* Start DATASET EXCERPTS *

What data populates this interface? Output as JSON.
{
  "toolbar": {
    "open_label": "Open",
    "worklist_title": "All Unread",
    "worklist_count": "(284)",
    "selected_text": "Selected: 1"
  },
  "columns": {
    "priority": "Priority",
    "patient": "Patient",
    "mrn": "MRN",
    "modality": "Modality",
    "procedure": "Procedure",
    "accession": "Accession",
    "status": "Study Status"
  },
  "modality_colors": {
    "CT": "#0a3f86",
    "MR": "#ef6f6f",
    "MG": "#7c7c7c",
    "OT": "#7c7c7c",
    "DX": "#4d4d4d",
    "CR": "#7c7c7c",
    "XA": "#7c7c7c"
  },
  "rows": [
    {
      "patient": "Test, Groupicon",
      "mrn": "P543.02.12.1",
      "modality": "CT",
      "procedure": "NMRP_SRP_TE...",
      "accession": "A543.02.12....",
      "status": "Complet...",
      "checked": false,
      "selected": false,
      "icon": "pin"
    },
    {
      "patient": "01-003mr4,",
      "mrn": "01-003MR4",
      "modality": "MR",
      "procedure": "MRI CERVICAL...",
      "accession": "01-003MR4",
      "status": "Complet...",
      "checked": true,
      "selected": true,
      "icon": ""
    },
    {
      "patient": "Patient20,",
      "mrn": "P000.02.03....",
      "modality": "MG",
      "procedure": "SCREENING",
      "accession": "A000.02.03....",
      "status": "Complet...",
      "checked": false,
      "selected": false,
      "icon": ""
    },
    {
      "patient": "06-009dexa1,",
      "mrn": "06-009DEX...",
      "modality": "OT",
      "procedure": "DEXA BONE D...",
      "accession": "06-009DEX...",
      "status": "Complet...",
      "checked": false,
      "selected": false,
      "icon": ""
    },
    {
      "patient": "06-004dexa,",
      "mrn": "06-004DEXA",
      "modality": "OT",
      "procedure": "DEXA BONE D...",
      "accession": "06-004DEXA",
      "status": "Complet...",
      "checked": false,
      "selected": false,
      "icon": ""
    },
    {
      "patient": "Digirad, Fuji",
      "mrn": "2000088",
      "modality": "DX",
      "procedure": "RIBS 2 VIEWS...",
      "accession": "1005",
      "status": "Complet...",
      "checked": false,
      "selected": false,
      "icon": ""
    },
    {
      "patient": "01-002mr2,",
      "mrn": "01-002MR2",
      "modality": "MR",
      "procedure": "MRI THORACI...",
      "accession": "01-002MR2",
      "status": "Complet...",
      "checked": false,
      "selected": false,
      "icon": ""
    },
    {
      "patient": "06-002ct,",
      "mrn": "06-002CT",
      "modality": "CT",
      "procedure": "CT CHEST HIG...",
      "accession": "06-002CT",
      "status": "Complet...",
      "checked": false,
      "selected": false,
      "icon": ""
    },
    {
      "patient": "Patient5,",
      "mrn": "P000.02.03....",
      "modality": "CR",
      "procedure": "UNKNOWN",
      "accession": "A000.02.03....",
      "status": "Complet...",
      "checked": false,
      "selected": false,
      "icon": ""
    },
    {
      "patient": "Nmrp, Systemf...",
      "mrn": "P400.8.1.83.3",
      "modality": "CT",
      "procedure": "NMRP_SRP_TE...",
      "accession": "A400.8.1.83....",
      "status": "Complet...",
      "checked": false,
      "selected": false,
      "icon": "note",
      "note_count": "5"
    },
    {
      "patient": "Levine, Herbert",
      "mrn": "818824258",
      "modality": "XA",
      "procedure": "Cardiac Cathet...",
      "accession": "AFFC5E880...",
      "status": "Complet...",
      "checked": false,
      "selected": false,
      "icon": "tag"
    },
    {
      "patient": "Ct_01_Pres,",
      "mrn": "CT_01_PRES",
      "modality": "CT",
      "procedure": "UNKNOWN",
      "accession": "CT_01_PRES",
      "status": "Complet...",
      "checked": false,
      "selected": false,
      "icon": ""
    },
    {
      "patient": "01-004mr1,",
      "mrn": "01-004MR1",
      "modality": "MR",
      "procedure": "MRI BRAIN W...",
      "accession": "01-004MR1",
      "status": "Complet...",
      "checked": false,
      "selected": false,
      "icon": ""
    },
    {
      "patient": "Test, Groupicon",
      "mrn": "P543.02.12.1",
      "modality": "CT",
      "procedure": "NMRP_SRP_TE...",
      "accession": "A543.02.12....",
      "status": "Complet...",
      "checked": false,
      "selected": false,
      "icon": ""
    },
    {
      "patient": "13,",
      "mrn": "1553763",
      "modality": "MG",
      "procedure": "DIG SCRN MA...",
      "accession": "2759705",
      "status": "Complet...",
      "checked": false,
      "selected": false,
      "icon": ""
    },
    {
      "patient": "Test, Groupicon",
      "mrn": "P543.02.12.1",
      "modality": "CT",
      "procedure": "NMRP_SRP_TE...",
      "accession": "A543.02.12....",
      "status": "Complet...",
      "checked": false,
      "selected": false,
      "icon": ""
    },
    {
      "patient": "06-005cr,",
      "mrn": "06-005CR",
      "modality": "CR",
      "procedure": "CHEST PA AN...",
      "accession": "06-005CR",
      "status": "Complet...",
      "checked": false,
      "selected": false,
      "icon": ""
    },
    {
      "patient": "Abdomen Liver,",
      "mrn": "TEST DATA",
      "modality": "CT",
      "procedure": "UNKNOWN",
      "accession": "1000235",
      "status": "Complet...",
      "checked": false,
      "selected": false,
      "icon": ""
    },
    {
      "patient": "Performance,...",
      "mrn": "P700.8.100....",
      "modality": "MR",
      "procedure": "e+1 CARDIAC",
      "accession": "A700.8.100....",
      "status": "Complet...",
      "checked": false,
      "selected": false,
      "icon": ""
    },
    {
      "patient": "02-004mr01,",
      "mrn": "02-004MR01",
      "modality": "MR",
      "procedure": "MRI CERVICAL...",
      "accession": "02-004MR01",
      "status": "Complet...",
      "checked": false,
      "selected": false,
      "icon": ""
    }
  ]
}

* End DATASET EXCERPTS *

PROBLEM REQUIREMENTS: Extract the complete listing above, reproducing each line exactly.

ANSWER TO THE EXERCISE:
What data populates this interface? Output as JSON.
{
  "toolbar": {
    "open_label": "Open",
    "worklist_title": "All Unread",
    "worklist_count": "(284)",
    "selected_text": "Selected: 1"
  },
  "columns": {
    "priority": "Priority",
    "patient": "Patient",
    "mrn": "MRN",
    "modality": "Modality",
    "procedure": "Procedure",
    "accession": "Accession",
    "status": "Study Status"
  },
  "modality_colors": {
    "CT": "#0a3f86",
    "MR": "#ef6f6f",
    "MG": "#7c7c7c",
    "OT": "#7c7c7c",
    "DX": "#4d4d4d",
    "CR": "#7c7c7c",
    "XA": "#7c7c7c"
  },
  "rows": [
    {
      "patient": "Test, Groupicon",
      "mrn": "P543.02.12.1",
      "modality": "CT",
      "procedure": "NMRP_SRP_TE...",
      "accession": "A543.02.12....",
      "status": "Complet...",
      "checked": false,
      "selected": false,
      "icon": "pin"
    },
    {
      "patient": "01-003mr4,",
      "mrn": "01-003MR4",
      "modality": "MR",
      "procedure": "MRI CERVICAL...",
      "accession": "01-003MR4",
      "status": "Complet...",
      "checked": true,
      "selected": true,
      "icon": ""
    },
    {
      "patient": "Patient20,",
      "mrn": "P000.02.03....",
      "modality": "MG",
      "procedure": "SCREENING",
      "accession": "A000.02.03....",
      "status": "Complet...",
      "checked": false,
      "selected": false,
      "icon": ""
    },
    {
      "patient": "06-009dexa1,",
      "mrn": "06-009DEX...",
      "modality": "OT",
      "procedure": "DEXA BONE D...",
      "accession": "06-009DEX...",
      "status": "Complet...",
      "checked": false,
      "selected": false,
      "icon": ""
    },
    {
      "patient": "06-004dexa,",
      "mrn": "06-004DEXA",
      "modality": "OT",
      "procedure": "DEXA BONE D...",
      "accession": "06-004DEXA",
      "status": "Complet...",
      "checked": false,
      "selected": false,
      "icon": ""
    },
    {
      "patient": "Digirad, Fuji",
      "mrn": "2000088",
      "modality": "DX",
      "procedure": "RIBS 2 VIEWS...",
      "accession": "1005",
      "status": "Complet...",
      "checked": false,
      "selected": false,
      "icon": ""
    },
    {
      "patient": "01-002mr2,",
      "mrn": "01-002MR2",
      "modality": "MR",
      "procedure": "MRI THORACI...",
      "accession": "01-002MR2",
      "status": "Complet...",
      "checked": false,
      "selected": false,
      "icon": ""
    },
    {
      "patient": "06-002ct,",
      "mrn": "06-002CT",
      "modality": "CT",
      "procedure": "CT CHEST HIG...",
      "accession": "06-002CT",
      "status": "Complet...",
      "checked": false,
      "selected": false,
      "icon": ""
    },
    {
      "patient": "Patient5,",
      "mrn": "P000.02.03....",
      "modality": "CR",
      "procedure": "UNKNOWN",
      "accession": "A000.02.03....",
      "status": "Complet...",
      "checked": false,
      "selected": false,
      "icon": ""
    },
    {
      "patient": "Nmrp, Systemf...",
      "mrn": "P400.8.1.83.3",
      "modality": "CT",
      "procedure": "NMRP_SRP_TE...",
      "accession": "A400.8.1.83....",
      "status": "Complet...",
      "checked": false,
      "selected": false,
      "icon": "note",
      "note_count": "5"
    },
    {
      "patient": "Levine, Herbert",
      "mrn": "818824258",
      "modality": "XA",
      "procedure": "Cardiac Cathet...",
      "accession": "AFFC5E880...",
      "status": "Complet...",
      "checked": false,
      "selected": false,
      "icon": "tag"
    },
    {
      "patient": "Ct_01_Pres,",
      "mrn": "CT_01_PRES",
      "modality": "CT",
      "procedure": "UNKNOWN",
      "accession": "CT_01_PRES",
      "status": "Complet...",
      "checked": false,
      "selected": false,
      "icon": ""
    },
    {
      "patient": "01-004mr1,",
      "mrn": "01-004MR1",
      "modality": "MR",
      "procedure": "MRI BRAIN W...",
      "accession": "01-004MR1",
      "status": "Complet...",
      "checked": false,
      "selected": false,
      "icon": ""
    },
    {
      "patient": "Test, Groupicon",
      "mrn": "P543.02.12.1",
      "modality": "CT",
      "procedure": "NMRP_SRP_TE...",
      "accession": "A543.02.12....",
      "status": "Complet...",
      "checked": false,
      "selected": false,
      "icon": ""
    },
    {
      "patient": "13,",
      "mrn": "1553763",
      "modality": "MG",
      "procedure": "DIG SCRN MA...",
      "accession": "2759705",
      "status": "Complet...",
      "checked": false,
      "selected": false,
      "icon": ""
    },
    {
      "patient": "Test, Groupicon",
      "mrn": "P543.02.12.1",
      "modality": "CT",
      "procedure": "NMRP_SRP_TE...",
      "accession": "A543.02.12....",
      "status": "Complet...",
      "checked": false,
      "selected": false,
      "icon": ""
    },
    {
      "patient": "06-005cr,",
      "mrn": "06-005CR",
      "modality": "CR",
      "procedure": "CHEST PA AN...",
      "accession": "06-005CR",
      "status": "Complet...",
      "checked": false,
      "selected": false,
      "icon": ""
    },
    {
      "patient": "Abdomen Liver,",
      "mrn": "TEST DATA",
      "modality": "CT",
      "procedure": "UNKNOWN",
      "accession": "1000235",
      "status": "Complet...",
      "checked": false,
      "selected": false,
      "icon": ""
    },
    {
      "patient": "Performance,...",
      "mrn": "P700.8.100....",
      "modality": "MR",
      "procedure": "e+1 CARDIAC",
      "accession": "A700.8.100....",
      "status": "Complet...",
      "checked": false,
      "selected": false,
      "icon": ""
    },
    {
      "patient": "02-004mr01,",
      "mrn": "02-004MR01",
      "modality": "MR",
      "procedure": "MRI CERVICAL...",
      "accession": "02-004MR01",
      "status": "Complet...",
      "checked": false,
      "selected": false,
      "icon": ""
    }
  ]
}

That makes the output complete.